### Required task
Leave out the pictures and repeat exactly the lines from the one containing "What text is on this page?" through the final line of the listing below.

+ + + + + + +

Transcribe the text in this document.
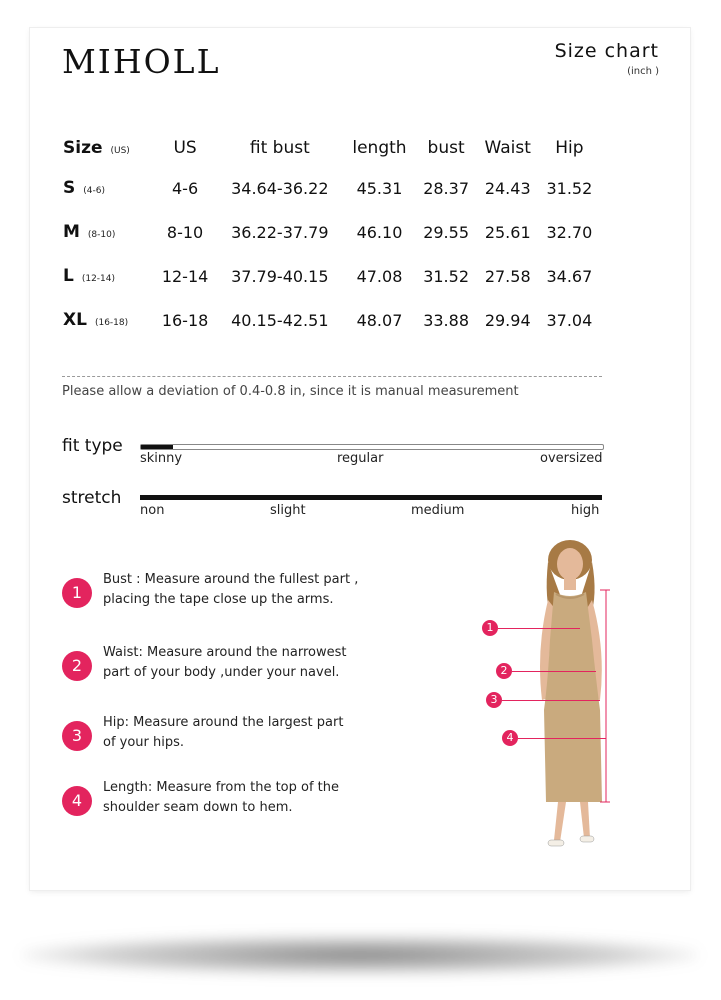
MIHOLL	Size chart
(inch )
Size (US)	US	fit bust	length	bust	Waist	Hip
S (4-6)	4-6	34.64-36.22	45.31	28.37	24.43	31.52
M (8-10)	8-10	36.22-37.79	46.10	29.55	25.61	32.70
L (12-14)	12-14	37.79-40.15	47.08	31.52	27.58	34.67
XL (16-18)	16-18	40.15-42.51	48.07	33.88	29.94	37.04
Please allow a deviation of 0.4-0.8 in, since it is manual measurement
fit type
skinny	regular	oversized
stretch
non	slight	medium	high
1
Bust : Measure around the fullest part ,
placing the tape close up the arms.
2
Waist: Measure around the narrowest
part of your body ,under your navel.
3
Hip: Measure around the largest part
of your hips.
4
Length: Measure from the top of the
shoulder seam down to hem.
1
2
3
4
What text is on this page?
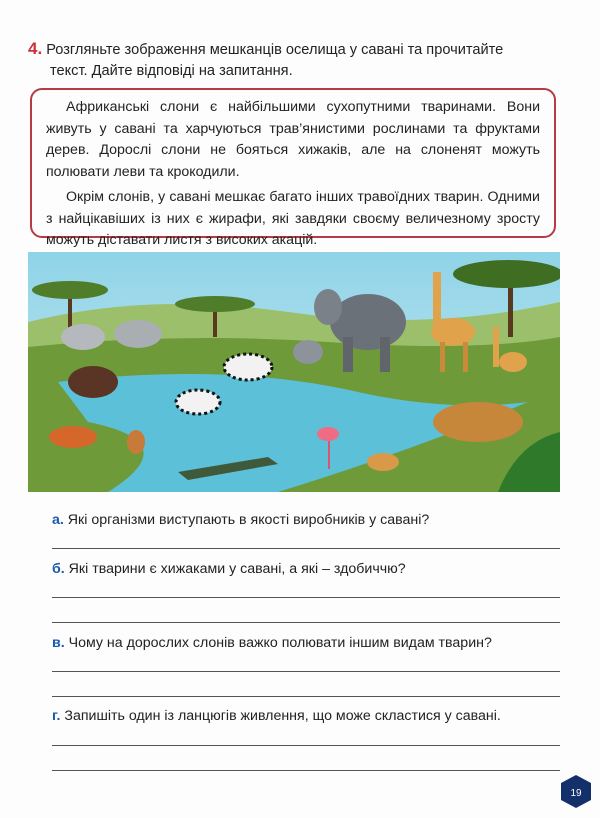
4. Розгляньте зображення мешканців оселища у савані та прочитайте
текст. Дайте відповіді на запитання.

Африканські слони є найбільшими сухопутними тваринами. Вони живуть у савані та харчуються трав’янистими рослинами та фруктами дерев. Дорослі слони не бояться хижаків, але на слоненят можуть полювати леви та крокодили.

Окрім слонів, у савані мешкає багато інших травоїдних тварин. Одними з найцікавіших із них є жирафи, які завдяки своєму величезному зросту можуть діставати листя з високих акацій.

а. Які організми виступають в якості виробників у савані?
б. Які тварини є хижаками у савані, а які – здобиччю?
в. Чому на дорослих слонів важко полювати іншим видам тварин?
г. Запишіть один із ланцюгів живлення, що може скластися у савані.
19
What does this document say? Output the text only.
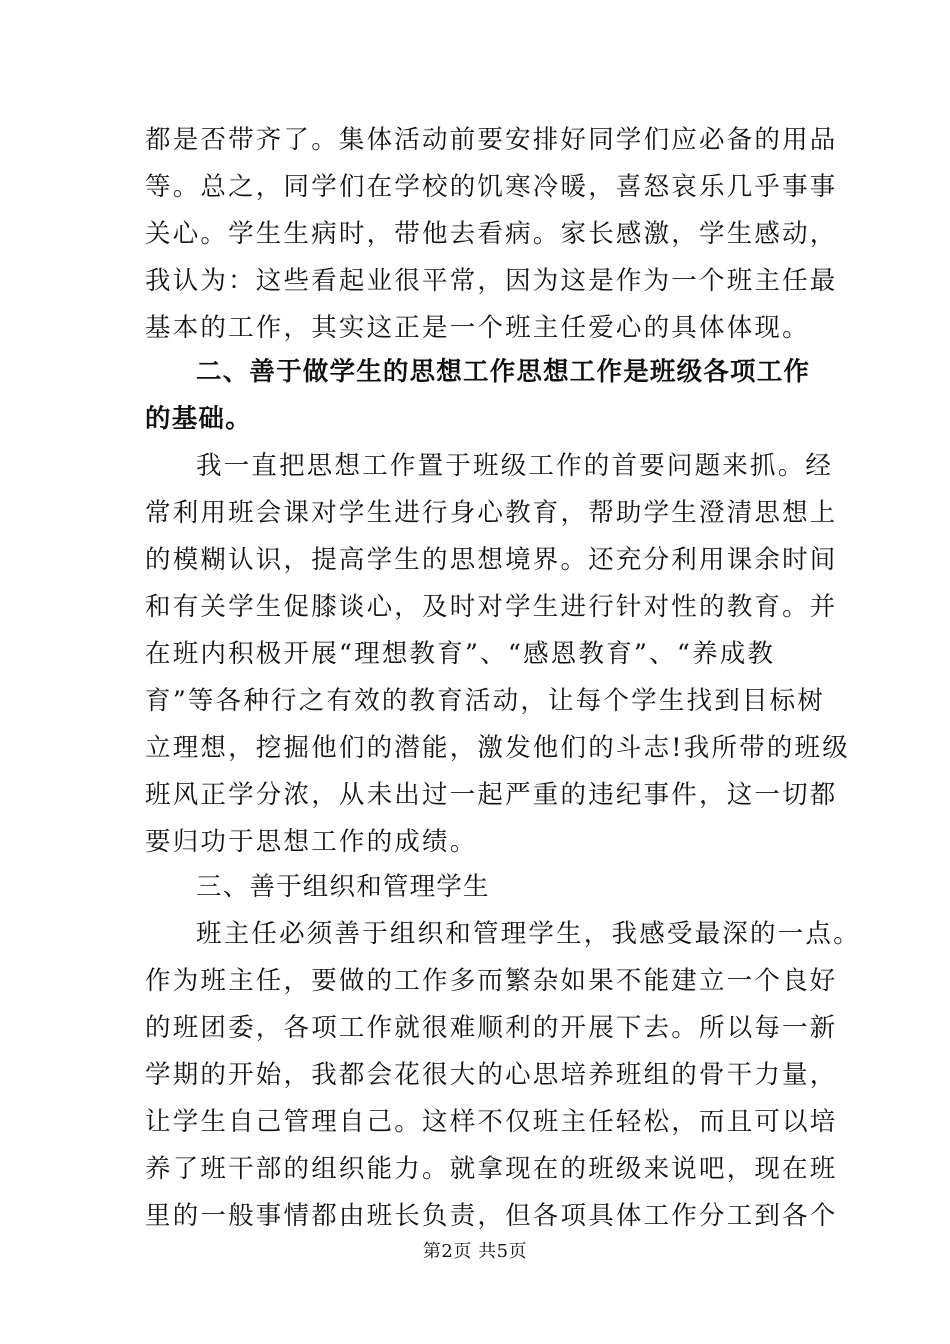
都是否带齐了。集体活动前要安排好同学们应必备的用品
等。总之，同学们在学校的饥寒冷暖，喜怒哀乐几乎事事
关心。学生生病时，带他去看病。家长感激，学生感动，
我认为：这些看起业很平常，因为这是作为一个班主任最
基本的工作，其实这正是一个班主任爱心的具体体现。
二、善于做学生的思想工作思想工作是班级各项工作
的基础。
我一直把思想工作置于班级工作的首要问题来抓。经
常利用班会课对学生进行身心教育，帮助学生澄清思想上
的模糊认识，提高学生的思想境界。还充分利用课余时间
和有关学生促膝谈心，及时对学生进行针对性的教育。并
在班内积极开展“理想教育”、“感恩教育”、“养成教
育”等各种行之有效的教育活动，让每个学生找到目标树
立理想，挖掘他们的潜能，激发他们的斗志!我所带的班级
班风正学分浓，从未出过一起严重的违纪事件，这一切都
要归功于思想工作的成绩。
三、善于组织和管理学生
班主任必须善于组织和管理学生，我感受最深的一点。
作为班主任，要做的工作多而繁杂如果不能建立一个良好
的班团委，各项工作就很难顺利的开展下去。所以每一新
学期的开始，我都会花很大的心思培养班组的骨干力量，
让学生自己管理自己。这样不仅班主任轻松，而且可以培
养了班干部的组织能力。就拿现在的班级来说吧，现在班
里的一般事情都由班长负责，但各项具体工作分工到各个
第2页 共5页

+ + + + + + +

### Response
What text is on this page?
4. Розгляньте зображення мешканців оселища у савані та прочитайте
текст. Дайте відповіді на запитання.

Африканські слони є найбільшими сухопутними тваринами. Вони живуть у савані та харчуються трав’янистими рослинами та фруктами дерев. Дорослі слони не бояться хижаків, але на слоненят можуть полювати леви та крокодили.

Окрім слонів, у савані мешкає багато інших травоїдних тварин. Одними з найцікавіших із них є жирафи, які завдяки своєму величезному зросту можуть діставати листя з високих акацій.

а. Які організми виступають в якості виробників у савані?
б. Які тварини є хижаками у савані, а які – здобиччю?
в. Чому на дорослих слонів важко полювати іншим видам тварин?
г. Запишіть один із ланцюгів живлення, що може скластися у савані.
19
What does this document say? Output the text only.
都是否带齐了。集体活动前要安排好同学们应必备的用品
等。总之，同学们在学校的饥寒冷暖，喜怒哀乐几乎事事
关心。学生生病时，带他去看病。家长感激，学生感动，
我认为：这些看起业很平常，因为这是作为一个班主任最
基本的工作，其实这正是一个班主任爱心的具体体现。
二、善于做学生的思想工作思想工作是班级各项工作
的基础。
我一直把思想工作置于班级工作的首要问题来抓。经
常利用班会课对学生进行身心教育，帮助学生澄清思想上
的模糊认识，提高学生的思想境界。还充分利用课余时间
和有关学生促膝谈心，及时对学生进行针对性的教育。并
在班内积极开展“理想教育”、“感恩教育”、“养成教
育”等各种行之有效的教育活动，让每个学生找到目标树
立理想，挖掘他们的潜能，激发他们的斗志!我所带的班级
班风正学分浓，从未出过一起严重的违纪事件，这一切都
要归功于思想工作的成绩。
三、善于组织和管理学生
班主任必须善于组织和管理学生，我感受最深的一点。
作为班主任，要做的工作多而繁杂如果不能建立一个良好
的班团委，各项工作就很难顺利的开展下去。所以每一新
学期的开始，我都会花很大的心思培养班组的骨干力量，
让学生自己管理自己。这样不仅班主任轻松，而且可以培
养了班干部的组织能力。就拿现在的班级来说吧，现在班
里的一般事情都由班长负责，但各项具体工作分工到各个
第2页 共5页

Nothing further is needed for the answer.